= AIM OF THE TASK =
Print each line of the entries below, keeping every character unchanged.
>> start TASK MATERIAL
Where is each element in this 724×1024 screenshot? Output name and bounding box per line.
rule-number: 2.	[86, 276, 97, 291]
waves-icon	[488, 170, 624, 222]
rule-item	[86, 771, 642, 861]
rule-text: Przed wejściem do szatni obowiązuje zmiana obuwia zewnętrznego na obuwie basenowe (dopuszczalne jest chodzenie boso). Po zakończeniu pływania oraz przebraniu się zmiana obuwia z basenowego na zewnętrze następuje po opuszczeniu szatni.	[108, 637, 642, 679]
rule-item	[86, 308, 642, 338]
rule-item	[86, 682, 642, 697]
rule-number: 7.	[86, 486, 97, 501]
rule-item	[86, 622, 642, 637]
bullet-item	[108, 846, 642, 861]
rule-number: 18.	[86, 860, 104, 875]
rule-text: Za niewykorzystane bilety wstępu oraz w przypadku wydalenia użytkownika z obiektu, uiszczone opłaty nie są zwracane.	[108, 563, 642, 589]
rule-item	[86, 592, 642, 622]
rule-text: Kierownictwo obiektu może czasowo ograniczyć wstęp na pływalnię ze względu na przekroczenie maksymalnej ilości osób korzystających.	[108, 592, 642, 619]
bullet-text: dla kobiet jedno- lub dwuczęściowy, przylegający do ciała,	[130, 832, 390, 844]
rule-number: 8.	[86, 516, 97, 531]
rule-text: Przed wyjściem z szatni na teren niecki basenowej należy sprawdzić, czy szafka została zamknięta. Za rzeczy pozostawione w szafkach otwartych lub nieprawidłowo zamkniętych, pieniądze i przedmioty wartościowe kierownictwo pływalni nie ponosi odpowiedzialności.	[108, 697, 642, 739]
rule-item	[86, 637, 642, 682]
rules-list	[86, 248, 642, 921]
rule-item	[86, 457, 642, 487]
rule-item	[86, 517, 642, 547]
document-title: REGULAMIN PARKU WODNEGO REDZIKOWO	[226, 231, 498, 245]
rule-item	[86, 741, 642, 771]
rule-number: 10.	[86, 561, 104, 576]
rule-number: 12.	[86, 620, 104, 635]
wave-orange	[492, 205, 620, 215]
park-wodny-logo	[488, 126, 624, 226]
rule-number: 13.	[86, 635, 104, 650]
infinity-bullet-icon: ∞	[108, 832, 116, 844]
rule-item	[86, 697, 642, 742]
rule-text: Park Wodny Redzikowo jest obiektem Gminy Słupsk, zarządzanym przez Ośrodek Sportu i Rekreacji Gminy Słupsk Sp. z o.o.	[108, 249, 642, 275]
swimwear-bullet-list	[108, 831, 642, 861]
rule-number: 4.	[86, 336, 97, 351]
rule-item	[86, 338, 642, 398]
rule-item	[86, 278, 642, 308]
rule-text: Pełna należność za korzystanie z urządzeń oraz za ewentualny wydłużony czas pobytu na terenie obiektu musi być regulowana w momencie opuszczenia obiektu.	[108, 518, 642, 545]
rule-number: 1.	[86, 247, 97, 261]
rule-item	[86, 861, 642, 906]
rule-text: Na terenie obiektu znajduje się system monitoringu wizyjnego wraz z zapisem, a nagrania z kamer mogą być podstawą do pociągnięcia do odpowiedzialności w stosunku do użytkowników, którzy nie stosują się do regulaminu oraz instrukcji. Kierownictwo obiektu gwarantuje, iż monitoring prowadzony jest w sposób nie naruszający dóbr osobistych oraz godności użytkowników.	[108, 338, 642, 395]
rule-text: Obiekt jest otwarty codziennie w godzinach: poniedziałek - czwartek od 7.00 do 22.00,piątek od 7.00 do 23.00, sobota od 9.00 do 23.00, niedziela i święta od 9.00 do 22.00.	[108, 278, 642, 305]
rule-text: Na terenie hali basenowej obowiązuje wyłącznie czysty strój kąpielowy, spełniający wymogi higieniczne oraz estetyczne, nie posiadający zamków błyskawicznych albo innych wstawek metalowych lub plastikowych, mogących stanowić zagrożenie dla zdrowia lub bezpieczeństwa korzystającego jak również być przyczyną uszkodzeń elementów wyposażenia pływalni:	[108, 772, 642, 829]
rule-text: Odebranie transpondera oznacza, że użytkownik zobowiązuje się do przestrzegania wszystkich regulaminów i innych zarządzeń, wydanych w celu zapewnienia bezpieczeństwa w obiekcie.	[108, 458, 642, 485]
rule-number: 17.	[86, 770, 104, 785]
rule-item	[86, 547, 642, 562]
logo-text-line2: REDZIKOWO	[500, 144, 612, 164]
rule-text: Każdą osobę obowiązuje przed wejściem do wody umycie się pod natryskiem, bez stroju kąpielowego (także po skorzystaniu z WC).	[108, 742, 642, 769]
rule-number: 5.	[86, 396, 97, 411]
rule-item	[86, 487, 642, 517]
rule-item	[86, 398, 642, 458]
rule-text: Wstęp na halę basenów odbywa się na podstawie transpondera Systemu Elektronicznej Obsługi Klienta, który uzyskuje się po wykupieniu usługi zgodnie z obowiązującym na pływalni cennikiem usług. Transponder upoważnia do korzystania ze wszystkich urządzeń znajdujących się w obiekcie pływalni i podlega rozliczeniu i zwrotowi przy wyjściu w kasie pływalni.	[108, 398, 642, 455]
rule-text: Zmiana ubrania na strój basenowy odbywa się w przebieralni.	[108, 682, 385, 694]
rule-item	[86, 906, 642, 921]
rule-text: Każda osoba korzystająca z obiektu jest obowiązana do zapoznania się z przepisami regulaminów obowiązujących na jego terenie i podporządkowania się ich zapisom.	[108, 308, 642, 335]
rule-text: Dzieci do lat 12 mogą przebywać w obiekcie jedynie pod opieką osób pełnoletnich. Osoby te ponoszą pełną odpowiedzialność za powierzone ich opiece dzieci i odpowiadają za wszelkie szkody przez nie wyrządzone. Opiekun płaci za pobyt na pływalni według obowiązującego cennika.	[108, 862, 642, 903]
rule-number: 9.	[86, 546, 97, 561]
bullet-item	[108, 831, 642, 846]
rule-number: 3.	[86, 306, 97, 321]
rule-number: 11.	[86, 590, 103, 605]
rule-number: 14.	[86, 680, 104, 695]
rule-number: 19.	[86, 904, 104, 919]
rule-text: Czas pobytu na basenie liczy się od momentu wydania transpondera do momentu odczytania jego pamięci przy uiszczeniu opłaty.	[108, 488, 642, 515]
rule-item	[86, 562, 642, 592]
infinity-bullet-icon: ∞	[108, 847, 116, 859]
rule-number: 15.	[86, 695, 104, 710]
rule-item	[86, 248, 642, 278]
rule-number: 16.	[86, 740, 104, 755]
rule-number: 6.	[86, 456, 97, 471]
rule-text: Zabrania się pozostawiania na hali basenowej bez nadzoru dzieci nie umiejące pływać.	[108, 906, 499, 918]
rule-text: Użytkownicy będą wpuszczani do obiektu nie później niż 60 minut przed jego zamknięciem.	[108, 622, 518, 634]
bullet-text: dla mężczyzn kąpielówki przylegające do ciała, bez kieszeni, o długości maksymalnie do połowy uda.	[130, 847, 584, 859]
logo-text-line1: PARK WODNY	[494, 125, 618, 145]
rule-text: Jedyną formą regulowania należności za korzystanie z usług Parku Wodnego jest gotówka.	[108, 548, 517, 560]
>> end TASK MATERIAL
= ANSWER TO THE PROBLEM =
Where is each element in this 724×1024 screenshot? Output name and bounding box per line.
rule-number: 2.	[86, 276, 97, 291]
waves-icon	[488, 170, 624, 222]
rule-item	[86, 771, 642, 861]
rule-text: Przed wejściem do szatni obowiązuje zmiana obuwia zewnętrznego na obuwie basenowe (dopuszczalne jest chodzenie boso). Po zakończeniu pływania oraz przebraniu się zmiana obuwia z basenowego na zewnętrze następuje po opuszczeniu szatni.	[108, 637, 642, 679]
rule-item	[86, 308, 642, 338]
rule-item	[86, 682, 642, 697]
rule-number: 7.	[86, 486, 97, 501]
rule-item	[86, 622, 642, 637]
bullet-item	[108, 846, 642, 861]
rule-number: 18.	[86, 860, 104, 875]
rule-text: Za niewykorzystane bilety wstępu oraz w przypadku wydalenia użytkownika z obiektu, uiszczone opłaty nie są zwracane.	[108, 563, 642, 589]
rule-item	[86, 592, 642, 622]
rule-text: Kierownictwo obiektu może czasowo ograniczyć wstęp na pływalnię ze względu na przekroczenie maksymalnej ilości osób korzystających.	[108, 592, 642, 619]
bullet-text: dla kobiet jedno- lub dwuczęściowy, przylegający do ciała,	[130, 832, 390, 844]
rule-number: 8.	[86, 516, 97, 531]
rule-text: Przed wyjściem z szatni na teren niecki basenowej należy sprawdzić, czy szafka została zamknięta. Za rzeczy pozostawione w szafkach otwartych lub nieprawidłowo zamkniętych, pieniądze i przedmioty wartościowe kierownictwo pływalni nie ponosi odpowiedzialności.	[108, 697, 642, 739]
rule-item	[86, 637, 642, 682]
rules-list	[86, 248, 642, 921]
rule-item	[86, 457, 642, 487]
rule-item	[86, 517, 642, 547]
document-title: REGULAMIN PARKU WODNEGO REDZIKOWO	[226, 231, 498, 245]
rule-item	[86, 741, 642, 771]
rule-number: 10.	[86, 561, 104, 576]
rule-number: 12.	[86, 620, 104, 635]
wave-orange	[492, 205, 620, 215]
park-wodny-logo	[488, 126, 624, 226]
rule-number: 13.	[86, 635, 104, 650]
infinity-bullet-icon: ∞	[108, 832, 116, 844]
rule-item	[86, 697, 642, 742]
rule-text: Park Wodny Redzikowo jest obiektem Gminy Słupsk, zarządzanym przez Ośrodek Sportu i Rekreacji Gminy Słupsk Sp. z o.o.	[108, 249, 642, 275]
swimwear-bullet-list	[108, 831, 642, 861]
rule-number: 4.	[86, 336, 97, 351]
rule-item	[86, 338, 642, 398]
rule-item	[86, 278, 642, 308]
rule-text: Pełna należność za korzystanie z urządzeń oraz za ewentualny wydłużony czas pobytu na terenie obiektu musi być regulowana w momencie opuszczenia obiektu.	[108, 518, 642, 545]
rule-number: 1.	[86, 247, 97, 261]
rule-item	[86, 861, 642, 906]
rule-text: Na terenie obiektu znajduje się system monitoringu wizyjnego wraz z zapisem, a nagrania z kamer mogą być podstawą do pociągnięcia do odpowiedzialności w stosunku do użytkowników, którzy nie stosują się do regulaminu oraz instrukcji. Kierownictwo obiektu gwarantuje, iż monitoring prowadzony jest w sposób nie naruszający dóbr osobistych oraz godności użytkowników.	[108, 338, 642, 395]
rule-text: Obiekt jest otwarty codziennie w godzinach: poniedziałek - czwartek od 7.00 do 22.00,piątek od 7.00 do 23.00, sobota od 9.00 do 23.00, niedziela i święta od 9.00 do 22.00.	[108, 278, 642, 305]
rule-text: Na terenie hali basenowej obowiązuje wyłącznie czysty strój kąpielowy, spełniający wymogi higieniczne oraz estetyczne, nie posiadający zamków błyskawicznych albo innych wstawek metalowych lub plastikowych, mogących stanowić zagrożenie dla zdrowia lub bezpieczeństwa korzystającego jak również być przyczyną uszkodzeń elementów wyposażenia pływalni:	[108, 772, 642, 829]
rule-text: Odebranie transpondera oznacza, że użytkownik zobowiązuje się do przestrzegania wszystkich regulaminów i innych zarządzeń, wydanych w celu zapewnienia bezpieczeństwa w obiekcie.	[108, 458, 642, 485]
rule-number: 17.	[86, 770, 104, 785]
rule-item	[86, 547, 642, 562]
logo-text-line2: REDZIKOWO	[500, 144, 612, 164]
rule-text: Każdą osobę obowiązuje przed wejściem do wody umycie się pod natryskiem, bez stroju kąpielowego (także po skorzystaniu z WC).	[108, 742, 642, 769]
rule-number: 5.	[86, 396, 97, 411]
rule-item	[86, 487, 642, 517]
rule-item	[86, 398, 642, 458]
rule-text: Wstęp na halę basenów odbywa się na podstawie transpondera Systemu Elektronicznej Obsługi Klienta, który uzyskuje się po wykupieniu usługi zgodnie z obowiązującym na pływalni cennikiem usług. Transponder upoważnia do korzystania ze wszystkich urządzeń znajdujących się w obiekcie pływalni i podlega rozliczeniu i zwrotowi przy wyjściu w kasie pływalni.	[108, 398, 642, 455]
rule-text: Zmiana ubrania na strój basenowy odbywa się w przebieralni.	[108, 682, 385, 694]
rule-item	[86, 906, 642, 921]
rule-text: Każda osoba korzystająca z obiektu jest obowiązana do zapoznania się z przepisami regulaminów obowiązujących na jego terenie i podporządkowania się ich zapisom.	[108, 308, 642, 335]
rule-text: Dzieci do lat 12 mogą przebywać w obiekcie jedynie pod opieką osób pełnoletnich. Osoby te ponoszą pełną odpowiedzialność za powierzone ich opiece dzieci i odpowiadają za wszelkie szkody przez nie wyrządzone. Opiekun płaci za pobyt na pływalni według obowiązującego cennika.	[108, 862, 642, 903]
rule-number: 9.	[86, 546, 97, 561]
bullet-item	[108, 831, 642, 846]
rule-number: 3.	[86, 306, 97, 321]
rule-number: 11.	[86, 590, 103, 605]
rule-number: 14.	[86, 680, 104, 695]
rule-number: 19.	[86, 904, 104, 919]
rule-text: Czas pobytu na basenie liczy się od momentu wydania transpondera do momentu odczytania jego pamięci przy uiszczeniu opłaty.	[108, 488, 642, 515]
rule-item	[86, 562, 642, 592]
infinity-bullet-icon: ∞	[108, 847, 116, 859]
rule-number: 15.	[86, 695, 104, 710]
rule-item	[86, 248, 642, 278]
rule-number: 16.	[86, 740, 104, 755]
rule-number: 6.	[86, 456, 97, 471]
rule-text: Zabrania się pozostawiania na hali basenowej bez nadzoru dzieci nie umiejące pływać.	[108, 906, 499, 918]
rule-text: Użytkownicy będą wpuszczani do obiektu nie później niż 60 minut przed jego zamknięciem.	[108, 622, 518, 634]
bullet-text: dla mężczyzn kąpielówki przylegające do ciała, bez kieszeni, o długości maksymalnie do połowy uda.	[130, 847, 584, 859]
logo-text-line1: PARK WODNY	[494, 125, 618, 145]
rule-text: Jedyną formą regulowania należności za korzystanie z usług Parku Wodnego jest gotówka.	[108, 548, 517, 560]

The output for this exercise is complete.